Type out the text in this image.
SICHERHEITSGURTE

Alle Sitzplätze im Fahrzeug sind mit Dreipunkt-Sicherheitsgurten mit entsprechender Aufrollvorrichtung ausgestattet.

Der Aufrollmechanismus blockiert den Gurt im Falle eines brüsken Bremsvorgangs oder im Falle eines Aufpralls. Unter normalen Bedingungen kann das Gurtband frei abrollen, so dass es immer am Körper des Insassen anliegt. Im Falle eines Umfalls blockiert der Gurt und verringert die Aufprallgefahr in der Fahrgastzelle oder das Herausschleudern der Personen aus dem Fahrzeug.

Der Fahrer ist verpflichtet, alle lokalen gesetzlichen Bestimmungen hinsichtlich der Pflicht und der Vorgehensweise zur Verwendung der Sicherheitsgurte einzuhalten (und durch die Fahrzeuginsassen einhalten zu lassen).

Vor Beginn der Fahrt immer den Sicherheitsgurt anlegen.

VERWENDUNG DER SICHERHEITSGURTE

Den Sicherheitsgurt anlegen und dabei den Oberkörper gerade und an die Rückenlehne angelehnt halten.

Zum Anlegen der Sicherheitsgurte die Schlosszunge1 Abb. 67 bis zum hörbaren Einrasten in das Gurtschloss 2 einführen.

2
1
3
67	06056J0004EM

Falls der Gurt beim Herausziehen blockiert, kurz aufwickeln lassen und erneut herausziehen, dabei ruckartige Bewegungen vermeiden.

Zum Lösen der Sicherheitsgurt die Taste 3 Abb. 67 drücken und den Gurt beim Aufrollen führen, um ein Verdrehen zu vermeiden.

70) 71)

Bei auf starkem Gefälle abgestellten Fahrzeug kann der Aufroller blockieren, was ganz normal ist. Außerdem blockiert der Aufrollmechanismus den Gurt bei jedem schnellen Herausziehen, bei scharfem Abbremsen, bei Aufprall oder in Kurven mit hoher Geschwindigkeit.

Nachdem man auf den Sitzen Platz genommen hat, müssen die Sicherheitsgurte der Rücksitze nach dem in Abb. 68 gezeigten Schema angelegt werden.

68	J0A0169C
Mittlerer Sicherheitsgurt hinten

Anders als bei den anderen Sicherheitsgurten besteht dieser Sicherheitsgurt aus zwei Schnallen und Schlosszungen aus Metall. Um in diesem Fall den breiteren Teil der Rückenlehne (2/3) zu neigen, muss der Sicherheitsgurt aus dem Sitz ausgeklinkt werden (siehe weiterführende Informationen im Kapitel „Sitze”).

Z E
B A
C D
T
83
::::
* What to work on *
Set down all the entries again, word for word.

* Solution for this task *
Type out the text in this image.
SICHERHEITSGURTE

Alle Sitzplätze im Fahrzeug sind mit Dreipunkt-Sicherheitsgurten mit entsprechender Aufrollvorrichtung ausgestattet.

Der Aufrollmechanismus blockiert den Gurt im Falle eines brüsken Bremsvorgangs oder im Falle eines Aufpralls. Unter normalen Bedingungen kann das Gurtband frei abrollen, so dass es immer am Körper des Insassen anliegt. Im Falle eines Umfalls blockiert der Gurt und verringert die Aufprallgefahr in der Fahrgastzelle oder das Herausschleudern der Personen aus dem Fahrzeug.

Der Fahrer ist verpflichtet, alle lokalen gesetzlichen Bestimmungen hinsichtlich der Pflicht und der Vorgehensweise zur Verwendung der Sicherheitsgurte einzuhalten (und durch die Fahrzeuginsassen einhalten zu lassen).

Vor Beginn der Fahrt immer den Sicherheitsgurt anlegen.

VERWENDUNG DER SICHERHEITSGURTE

Den Sicherheitsgurt anlegen und dabei den Oberkörper gerade und an die Rückenlehne angelehnt halten.

Zum Anlegen der Sicherheitsgurte die Schlosszunge1 Abb. 67 bis zum hörbaren Einrasten in das Gurtschloss 2 einführen.

2
1
3
67	06056J0004EM

Falls der Gurt beim Herausziehen blockiert, kurz aufwickeln lassen und erneut herausziehen, dabei ruckartige Bewegungen vermeiden.

Zum Lösen der Sicherheitsgurt die Taste 3 Abb. 67 drücken und den Gurt beim Aufrollen führen, um ein Verdrehen zu vermeiden.

70) 71)

Bei auf starkem Gefälle abgestellten Fahrzeug kann der Aufroller blockieren, was ganz normal ist. Außerdem blockiert der Aufrollmechanismus den Gurt bei jedem schnellen Herausziehen, bei scharfem Abbremsen, bei Aufprall oder in Kurven mit hoher Geschwindigkeit.

Nachdem man auf den Sitzen Platz genommen hat, müssen die Sicherheitsgurte der Rücksitze nach dem in Abb. 68 gezeigten Schema angelegt werden.

68	J0A0169C
Mittlerer Sicherheitsgurt hinten

Anders als bei den anderen Sicherheitsgurten besteht dieser Sicherheitsgurt aus zwei Schnallen und Schlosszungen aus Metall. Um in diesem Fall den breiteren Teil der Rückenlehne (2/3) zu neigen, muss der Sicherheitsgurt aus dem Sitz ausgeklinkt werden (siehe weiterführende Informationen im Kapitel „Sitze”).

Z E
B A
C D
T
83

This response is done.